▶ **TASK INSTRUCTIONS**
[1] In the Northern Gateway commentary, how many conditions did the joint review panel attach when it approved the project?
[2] Return everything in the Northern Gateway commentary from "So the breathlessly" down to "appears locked in.", copied word for word.

▶ **PAGE EXTRACT**

....

So the breathlessly awaited verdict on the Northern Gateway pipeline project is in, at long last. Net effect? Far less than it may seem. Despite the National Energy Board joint review panel’s green-lighting the controversial project, with a whopping 209 conditions, Northern Gateway is running out of time and probably doomed. Within six months the federal cabinet will render its own verdict. By then the interminable lawsuits and protests will be in full swing. And industry attention will have further turned toward projects with more attractive cost-benefit profiles. This may not be a terrible outcome. In any case, it now appears locked in.
Northern Gateway has been a political minefield from the start, because of geography. Its proposed route snakes 1,177 kilometres westward from Edmonton, Alta., to Kitimat, B.C., passing through traditional aboriginal territories. From Kitimat, Asia-bound bitumen is to be shipped down the Douglas channel by tanker, to the ocean. The proposed volume is 525,000 barrels a day. That’s a lot of tankers – 220 per year – with a lot of moving pieces, conferring a risk profile different from that of any other North American pipeline plan currently on the books, that I know of. In the post Exxon Valdez era, selling this was never going to be easy. In the post-Lac-Megantic era it looks nigh impossible.

....

▶ **INFORMATION SUPPLIED**
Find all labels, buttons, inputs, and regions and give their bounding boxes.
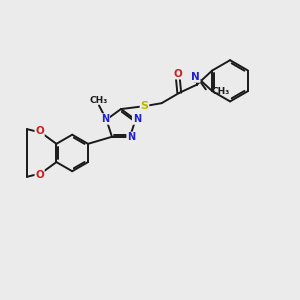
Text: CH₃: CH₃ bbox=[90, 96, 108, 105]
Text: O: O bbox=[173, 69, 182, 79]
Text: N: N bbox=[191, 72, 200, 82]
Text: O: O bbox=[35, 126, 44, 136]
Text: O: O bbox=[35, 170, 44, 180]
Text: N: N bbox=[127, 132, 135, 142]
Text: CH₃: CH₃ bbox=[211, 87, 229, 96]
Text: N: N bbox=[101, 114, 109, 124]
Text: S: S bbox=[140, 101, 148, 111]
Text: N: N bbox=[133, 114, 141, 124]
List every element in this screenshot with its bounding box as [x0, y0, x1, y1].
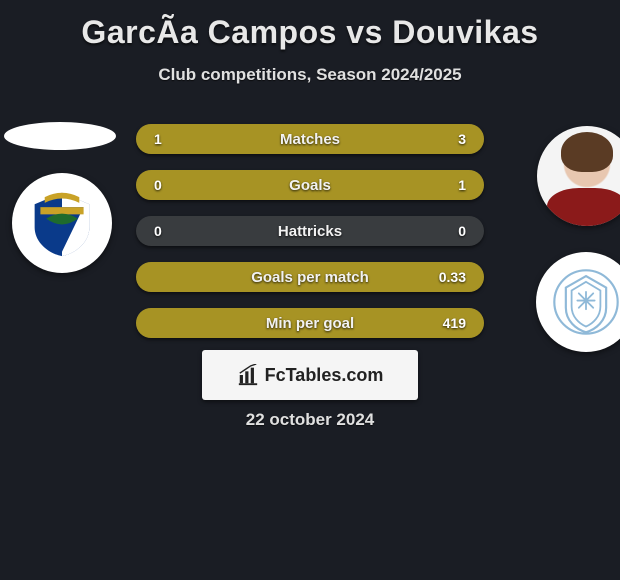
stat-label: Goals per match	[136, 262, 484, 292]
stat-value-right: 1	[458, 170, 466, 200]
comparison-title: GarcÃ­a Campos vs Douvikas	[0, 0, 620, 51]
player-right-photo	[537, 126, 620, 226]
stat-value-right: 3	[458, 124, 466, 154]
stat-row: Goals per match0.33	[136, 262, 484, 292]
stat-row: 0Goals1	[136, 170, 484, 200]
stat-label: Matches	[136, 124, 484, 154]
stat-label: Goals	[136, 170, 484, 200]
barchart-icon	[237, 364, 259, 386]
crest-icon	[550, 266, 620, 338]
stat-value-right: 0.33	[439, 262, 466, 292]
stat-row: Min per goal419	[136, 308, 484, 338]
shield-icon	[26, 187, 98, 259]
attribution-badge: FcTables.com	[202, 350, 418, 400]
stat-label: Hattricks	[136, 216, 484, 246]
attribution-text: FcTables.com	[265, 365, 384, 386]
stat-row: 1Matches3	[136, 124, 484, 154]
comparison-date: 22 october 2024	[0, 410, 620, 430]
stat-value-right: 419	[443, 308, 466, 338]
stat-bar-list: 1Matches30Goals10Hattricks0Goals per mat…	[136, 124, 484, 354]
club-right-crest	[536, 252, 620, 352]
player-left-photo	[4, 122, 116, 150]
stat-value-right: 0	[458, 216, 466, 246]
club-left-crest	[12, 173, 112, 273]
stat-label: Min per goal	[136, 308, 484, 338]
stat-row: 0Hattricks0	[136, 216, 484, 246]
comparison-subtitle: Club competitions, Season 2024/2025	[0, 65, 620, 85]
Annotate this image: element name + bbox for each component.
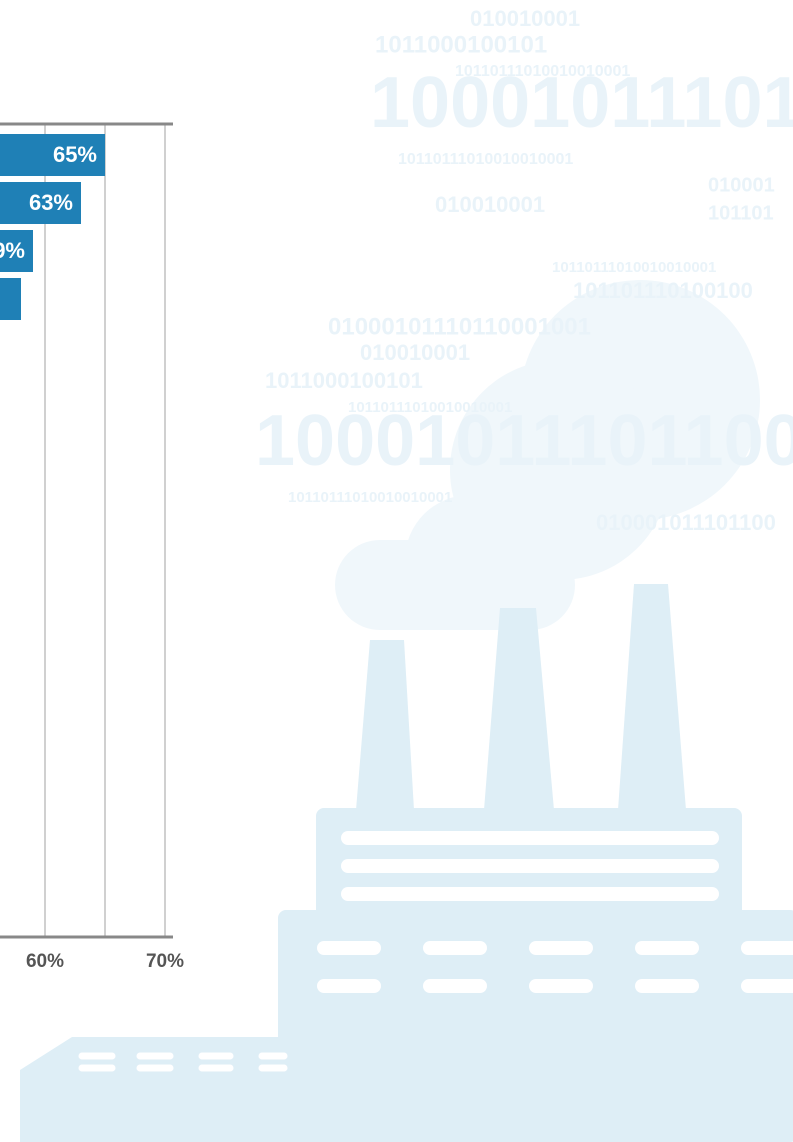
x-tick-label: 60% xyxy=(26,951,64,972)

....

▶ **RESPONSE LIST**
[1] 209 conditions.

[2]
So the breathlessly awaited verdict on the Northern Gateway pipeline project is in, at long last. Net effect? Far less than it may seem. Despite the National Energy Board joint review panel’s green-lighting the controversial project, with a whopping 209 conditions, Northern Gateway is running out of time and probably doomed. Within six months the federal cabinet will render its own verdict. By then the interminable lawsuits and protests will be in full swing. And industry attention will have further turned toward projects with more attractive cost-benefit profiles. This may not be a terrible outcome. In any case, it now appears locked in.